*Problem to work on*: Reproduce the following records verbatim, line for line, without any alteration.
= = =
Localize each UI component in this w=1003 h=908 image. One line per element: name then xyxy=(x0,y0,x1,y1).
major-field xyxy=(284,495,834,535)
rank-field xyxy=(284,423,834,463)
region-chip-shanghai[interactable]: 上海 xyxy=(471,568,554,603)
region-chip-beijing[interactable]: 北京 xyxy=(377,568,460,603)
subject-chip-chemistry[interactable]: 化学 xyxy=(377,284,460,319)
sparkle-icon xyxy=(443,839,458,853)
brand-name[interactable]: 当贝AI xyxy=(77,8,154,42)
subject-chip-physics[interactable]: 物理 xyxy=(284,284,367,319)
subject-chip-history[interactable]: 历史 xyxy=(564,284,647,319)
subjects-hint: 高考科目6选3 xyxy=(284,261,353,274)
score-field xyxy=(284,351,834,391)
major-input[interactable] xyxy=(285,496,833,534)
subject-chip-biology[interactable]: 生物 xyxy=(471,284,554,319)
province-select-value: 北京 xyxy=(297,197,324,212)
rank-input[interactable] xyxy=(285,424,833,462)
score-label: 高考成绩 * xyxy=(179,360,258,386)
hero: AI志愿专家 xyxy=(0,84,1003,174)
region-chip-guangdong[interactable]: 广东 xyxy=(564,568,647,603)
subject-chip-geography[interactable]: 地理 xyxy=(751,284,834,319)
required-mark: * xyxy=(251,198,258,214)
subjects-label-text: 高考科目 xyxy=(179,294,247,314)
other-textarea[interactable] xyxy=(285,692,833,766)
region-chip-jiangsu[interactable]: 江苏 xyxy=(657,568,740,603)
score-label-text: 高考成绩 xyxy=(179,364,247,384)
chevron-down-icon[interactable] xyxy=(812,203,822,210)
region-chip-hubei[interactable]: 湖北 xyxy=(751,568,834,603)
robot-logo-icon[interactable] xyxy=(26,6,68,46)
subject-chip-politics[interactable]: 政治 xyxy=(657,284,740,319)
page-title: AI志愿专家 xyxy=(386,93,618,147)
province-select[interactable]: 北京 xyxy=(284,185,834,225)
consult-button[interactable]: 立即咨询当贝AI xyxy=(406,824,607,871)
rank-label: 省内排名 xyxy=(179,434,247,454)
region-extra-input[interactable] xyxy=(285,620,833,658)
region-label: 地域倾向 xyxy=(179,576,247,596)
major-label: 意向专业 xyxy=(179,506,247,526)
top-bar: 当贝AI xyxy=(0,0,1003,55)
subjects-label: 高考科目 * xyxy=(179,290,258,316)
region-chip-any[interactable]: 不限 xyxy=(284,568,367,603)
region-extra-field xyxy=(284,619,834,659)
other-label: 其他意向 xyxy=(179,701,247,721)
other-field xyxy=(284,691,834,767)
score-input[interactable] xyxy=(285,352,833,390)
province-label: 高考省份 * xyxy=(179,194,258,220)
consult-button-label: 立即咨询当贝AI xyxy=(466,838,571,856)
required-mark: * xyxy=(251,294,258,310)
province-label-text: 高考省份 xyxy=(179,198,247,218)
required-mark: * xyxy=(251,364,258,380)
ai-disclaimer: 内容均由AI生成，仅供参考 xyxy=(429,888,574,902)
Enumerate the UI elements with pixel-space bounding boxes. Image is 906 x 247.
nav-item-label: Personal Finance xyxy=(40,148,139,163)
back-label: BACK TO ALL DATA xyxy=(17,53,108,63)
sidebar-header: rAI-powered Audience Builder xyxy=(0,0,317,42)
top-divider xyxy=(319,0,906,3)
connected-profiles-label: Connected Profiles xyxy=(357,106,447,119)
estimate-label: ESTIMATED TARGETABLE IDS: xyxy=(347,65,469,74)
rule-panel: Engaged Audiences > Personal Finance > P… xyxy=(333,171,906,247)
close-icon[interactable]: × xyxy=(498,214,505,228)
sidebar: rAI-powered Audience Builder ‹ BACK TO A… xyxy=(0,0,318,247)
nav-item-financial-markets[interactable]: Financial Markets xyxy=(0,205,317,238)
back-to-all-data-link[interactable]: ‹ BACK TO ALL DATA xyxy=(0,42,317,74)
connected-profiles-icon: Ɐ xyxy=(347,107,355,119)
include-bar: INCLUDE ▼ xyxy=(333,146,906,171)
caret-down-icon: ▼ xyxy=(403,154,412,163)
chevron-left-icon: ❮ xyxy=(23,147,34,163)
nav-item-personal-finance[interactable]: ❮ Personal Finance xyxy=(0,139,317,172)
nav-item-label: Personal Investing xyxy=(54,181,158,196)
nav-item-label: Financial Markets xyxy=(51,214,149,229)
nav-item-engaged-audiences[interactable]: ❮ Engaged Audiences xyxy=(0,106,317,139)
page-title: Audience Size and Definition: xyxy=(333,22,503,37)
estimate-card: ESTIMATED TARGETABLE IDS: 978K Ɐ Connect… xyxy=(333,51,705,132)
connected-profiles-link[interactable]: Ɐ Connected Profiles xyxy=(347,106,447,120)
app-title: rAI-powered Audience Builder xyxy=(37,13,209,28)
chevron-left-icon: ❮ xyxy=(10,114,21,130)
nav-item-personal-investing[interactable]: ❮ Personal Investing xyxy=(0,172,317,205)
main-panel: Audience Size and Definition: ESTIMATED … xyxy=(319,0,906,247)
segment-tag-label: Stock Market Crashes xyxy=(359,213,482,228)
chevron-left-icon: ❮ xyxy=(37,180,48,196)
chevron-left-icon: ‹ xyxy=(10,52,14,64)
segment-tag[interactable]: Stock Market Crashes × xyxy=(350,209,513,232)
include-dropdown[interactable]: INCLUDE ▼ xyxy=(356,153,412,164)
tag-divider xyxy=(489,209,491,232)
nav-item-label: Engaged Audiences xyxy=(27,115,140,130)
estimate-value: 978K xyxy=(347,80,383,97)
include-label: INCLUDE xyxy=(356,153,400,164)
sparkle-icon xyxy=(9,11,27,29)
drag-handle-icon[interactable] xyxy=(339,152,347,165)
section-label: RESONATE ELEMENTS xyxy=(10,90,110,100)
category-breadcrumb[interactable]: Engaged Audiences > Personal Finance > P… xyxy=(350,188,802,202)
= = =
*Answer to this task*:
Localize each UI component in this w=1003 h=908 image. One line per element: name then xyxy=(x0,y0,x1,y1).
major-field xyxy=(284,495,834,535)
rank-field xyxy=(284,423,834,463)
region-chip-shanghai[interactable]: 上海 xyxy=(471,568,554,603)
region-chip-beijing[interactable]: 北京 xyxy=(377,568,460,603)
subject-chip-chemistry[interactable]: 化学 xyxy=(377,284,460,319)
sparkle-icon xyxy=(443,839,458,853)
brand-name[interactable]: 当贝AI xyxy=(77,8,154,42)
subject-chip-physics[interactable]: 物理 xyxy=(284,284,367,319)
subject-chip-history[interactable]: 历史 xyxy=(564,284,647,319)
subjects-hint: 高考科目6选3 xyxy=(284,261,353,274)
score-field xyxy=(284,351,834,391)
major-input[interactable] xyxy=(285,496,833,534)
subject-chip-biology[interactable]: 生物 xyxy=(471,284,554,319)
province-select-value: 北京 xyxy=(297,197,324,212)
rank-input[interactable] xyxy=(285,424,833,462)
score-label: 高考成绩 * xyxy=(179,360,258,386)
hero: AI志愿专家 xyxy=(0,84,1003,174)
region-chip-guangdong[interactable]: 广东 xyxy=(564,568,647,603)
subject-chip-geography[interactable]: 地理 xyxy=(751,284,834,319)
required-mark: * xyxy=(251,198,258,214)
subjects-label-text: 高考科目 xyxy=(179,294,247,314)
other-textarea[interactable] xyxy=(285,692,833,766)
region-chip-jiangsu[interactable]: 江苏 xyxy=(657,568,740,603)
score-label-text: 高考成绩 xyxy=(179,364,247,384)
chevron-down-icon[interactable] xyxy=(812,203,822,210)
region-chip-hubei[interactable]: 湖北 xyxy=(751,568,834,603)
robot-logo-icon[interactable] xyxy=(26,6,68,46)
subject-chip-politics[interactable]: 政治 xyxy=(657,284,740,319)
page-title: AI志愿专家 xyxy=(386,93,618,147)
province-select[interactable]: 北京 xyxy=(284,185,834,225)
consult-button[interactable]: 立即咨询当贝AI xyxy=(406,824,607,871)
rank-label: 省内排名 xyxy=(179,434,247,454)
region-extra-input[interactable] xyxy=(285,620,833,658)
region-label: 地域倾向 xyxy=(179,576,247,596)
major-label: 意向专业 xyxy=(179,506,247,526)
top-bar: 当贝AI xyxy=(0,0,1003,55)
subjects-label: 高考科目 * xyxy=(179,290,258,316)
region-chip-any[interactable]: 不限 xyxy=(284,568,367,603)
region-extra-field xyxy=(284,619,834,659)
other-label: 其他意向 xyxy=(179,701,247,721)
other-field xyxy=(284,691,834,767)
score-input[interactable] xyxy=(285,352,833,390)
province-label: 高考省份 * xyxy=(179,194,258,220)
consult-button-label: 立即咨询当贝AI xyxy=(466,838,571,856)
required-mark: * xyxy=(251,294,258,310)
province-label-text: 高考省份 xyxy=(179,198,247,218)
required-mark: * xyxy=(251,364,258,380)
ai-disclaimer: 内容均由AI生成，仅供参考 xyxy=(429,888,574,902)
Enumerate the UI elements with pixel-space bounding boxes. Image is 906 x 247.
nav-item-label: Personal Finance xyxy=(40,148,139,163)
back-label: BACK TO ALL DATA xyxy=(17,53,108,63)
sidebar-header: rAI-powered Audience Builder xyxy=(0,0,317,42)
top-divider xyxy=(319,0,906,3)
connected-profiles-label: Connected Profiles xyxy=(357,106,447,119)
estimate-label: ESTIMATED TARGETABLE IDS: xyxy=(347,65,469,74)
rule-panel: Engaged Audiences > Personal Finance > P… xyxy=(333,171,906,247)
close-icon[interactable]: × xyxy=(498,214,505,228)
sidebar: rAI-powered Audience Builder ‹ BACK TO A… xyxy=(0,0,318,247)
nav-item-financial-markets[interactable]: Financial Markets xyxy=(0,205,317,238)
back-to-all-data-link[interactable]: ‹ BACK TO ALL DATA xyxy=(0,42,317,74)
connected-profiles-icon: Ɐ xyxy=(347,107,355,119)
include-bar: INCLUDE ▼ xyxy=(333,146,906,171)
caret-down-icon: ▼ xyxy=(403,154,412,163)
chevron-left-icon: ❮ xyxy=(23,147,34,163)
nav-item-personal-finance[interactable]: ❮ Personal Finance xyxy=(0,139,317,172)
nav-item-label: Personal Investing xyxy=(54,181,158,196)
nav-item-label: Financial Markets xyxy=(51,214,149,229)
nav-item-engaged-audiences[interactable]: ❮ Engaged Audiences xyxy=(0,106,317,139)
page-title: Audience Size and Definition: xyxy=(333,22,503,37)
estimate-card: ESTIMATED TARGETABLE IDS: 978K Ɐ Connect… xyxy=(333,51,705,132)
connected-profiles-link[interactable]: Ɐ Connected Profiles xyxy=(347,106,447,120)
app-title: rAI-powered Audience Builder xyxy=(37,13,209,28)
chevron-left-icon: ❮ xyxy=(10,114,21,130)
nav-item-personal-investing[interactable]: ❮ Personal Investing xyxy=(0,172,317,205)
main-panel: Audience Size and Definition: ESTIMATED … xyxy=(319,0,906,247)
segment-tag-label: Stock Market Crashes xyxy=(359,213,482,228)
chevron-left-icon: ❮ xyxy=(37,180,48,196)
chevron-left-icon: ‹ xyxy=(10,52,14,64)
segment-tag[interactable]: Stock Market Crashes × xyxy=(350,209,513,232)
include-dropdown[interactable]: INCLUDE ▼ xyxy=(356,153,412,164)
tag-divider xyxy=(489,209,491,232)
nav-item-label: Engaged Audiences xyxy=(27,115,140,130)
estimate-value: 978K xyxy=(347,80,383,97)
include-label: INCLUDE xyxy=(356,153,400,164)
sparkle-icon xyxy=(9,11,27,29)
drag-handle-icon[interactable] xyxy=(339,152,347,165)
section-label: RESONATE ELEMENTS xyxy=(10,90,110,100)
category-breadcrumb[interactable]: Engaged Audiences > Personal Finance > P… xyxy=(350,188,802,202)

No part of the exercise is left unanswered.